▶ _Exercise task_: Lines that hold the word "this" should be located and copied.

================

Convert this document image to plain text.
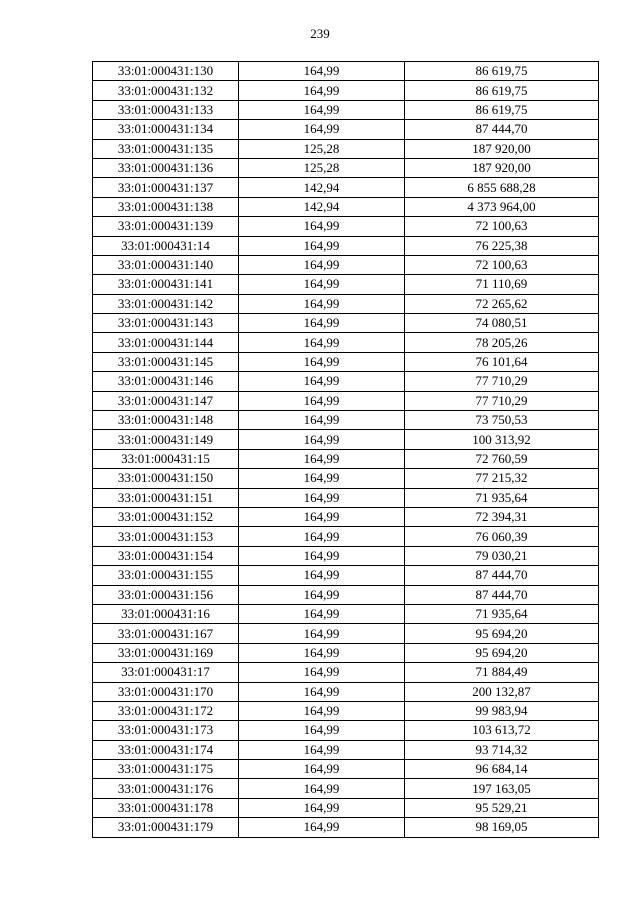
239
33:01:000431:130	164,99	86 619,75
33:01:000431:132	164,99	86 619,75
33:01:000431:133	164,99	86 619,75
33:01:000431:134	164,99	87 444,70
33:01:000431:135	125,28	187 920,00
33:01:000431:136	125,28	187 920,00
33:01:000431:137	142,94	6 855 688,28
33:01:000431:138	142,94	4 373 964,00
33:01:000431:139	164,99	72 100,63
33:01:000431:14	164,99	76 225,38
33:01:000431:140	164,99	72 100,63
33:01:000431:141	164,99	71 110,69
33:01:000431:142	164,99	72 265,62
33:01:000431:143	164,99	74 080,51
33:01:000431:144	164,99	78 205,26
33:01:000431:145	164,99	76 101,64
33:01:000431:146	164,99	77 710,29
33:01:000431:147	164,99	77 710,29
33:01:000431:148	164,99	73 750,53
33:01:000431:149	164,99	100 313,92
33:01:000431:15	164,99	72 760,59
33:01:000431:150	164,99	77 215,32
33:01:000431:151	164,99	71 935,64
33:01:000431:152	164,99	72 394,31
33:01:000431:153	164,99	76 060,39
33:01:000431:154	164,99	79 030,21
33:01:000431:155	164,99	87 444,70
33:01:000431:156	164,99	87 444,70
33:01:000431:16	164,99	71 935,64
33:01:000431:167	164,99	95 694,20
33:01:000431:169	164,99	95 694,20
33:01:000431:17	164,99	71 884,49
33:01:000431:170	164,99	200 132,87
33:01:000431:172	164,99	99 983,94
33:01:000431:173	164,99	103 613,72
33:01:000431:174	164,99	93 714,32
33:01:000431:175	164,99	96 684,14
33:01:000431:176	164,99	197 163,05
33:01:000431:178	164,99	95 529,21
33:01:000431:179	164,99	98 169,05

================

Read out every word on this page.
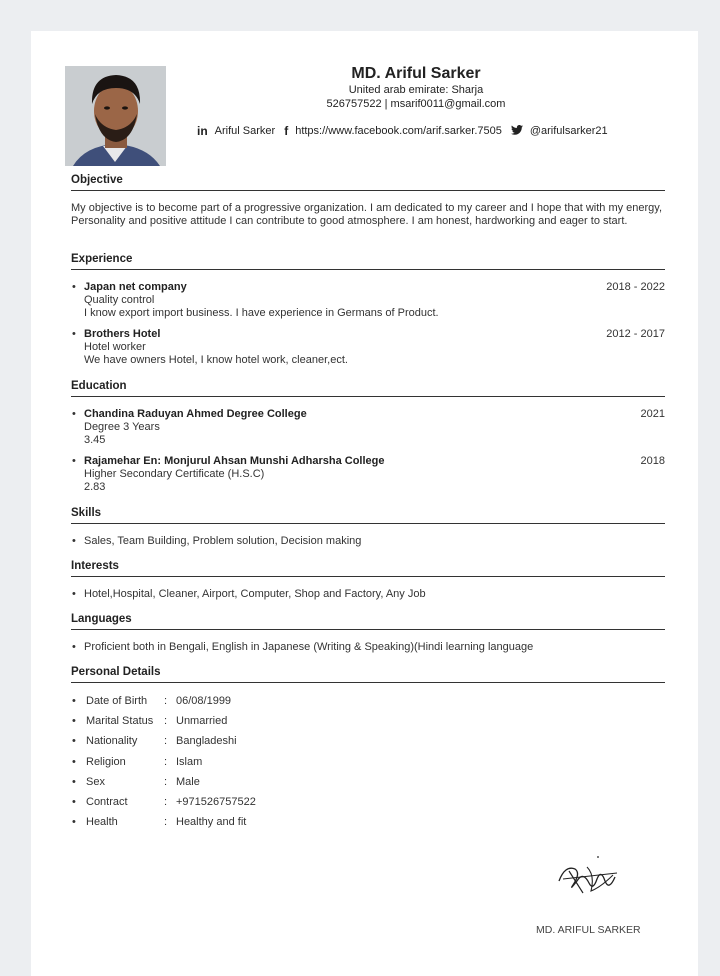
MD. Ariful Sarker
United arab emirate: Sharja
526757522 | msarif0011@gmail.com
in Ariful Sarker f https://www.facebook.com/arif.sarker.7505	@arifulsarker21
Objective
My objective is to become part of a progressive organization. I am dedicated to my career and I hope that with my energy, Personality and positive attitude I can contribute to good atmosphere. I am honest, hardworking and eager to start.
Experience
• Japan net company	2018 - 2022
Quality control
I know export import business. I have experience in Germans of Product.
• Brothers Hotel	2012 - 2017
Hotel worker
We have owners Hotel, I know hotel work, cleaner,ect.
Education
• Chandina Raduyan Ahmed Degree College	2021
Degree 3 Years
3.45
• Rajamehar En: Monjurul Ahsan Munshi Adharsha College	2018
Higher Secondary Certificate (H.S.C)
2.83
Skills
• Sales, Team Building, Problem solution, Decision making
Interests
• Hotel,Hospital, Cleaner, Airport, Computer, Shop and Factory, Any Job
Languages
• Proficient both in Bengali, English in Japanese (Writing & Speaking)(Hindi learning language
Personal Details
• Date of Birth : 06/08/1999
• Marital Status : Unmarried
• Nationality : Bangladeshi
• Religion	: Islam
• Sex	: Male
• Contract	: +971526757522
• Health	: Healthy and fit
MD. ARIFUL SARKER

================

▶ _Reply to the task_:
Convert this document image to plain text.
Read out every word on this page.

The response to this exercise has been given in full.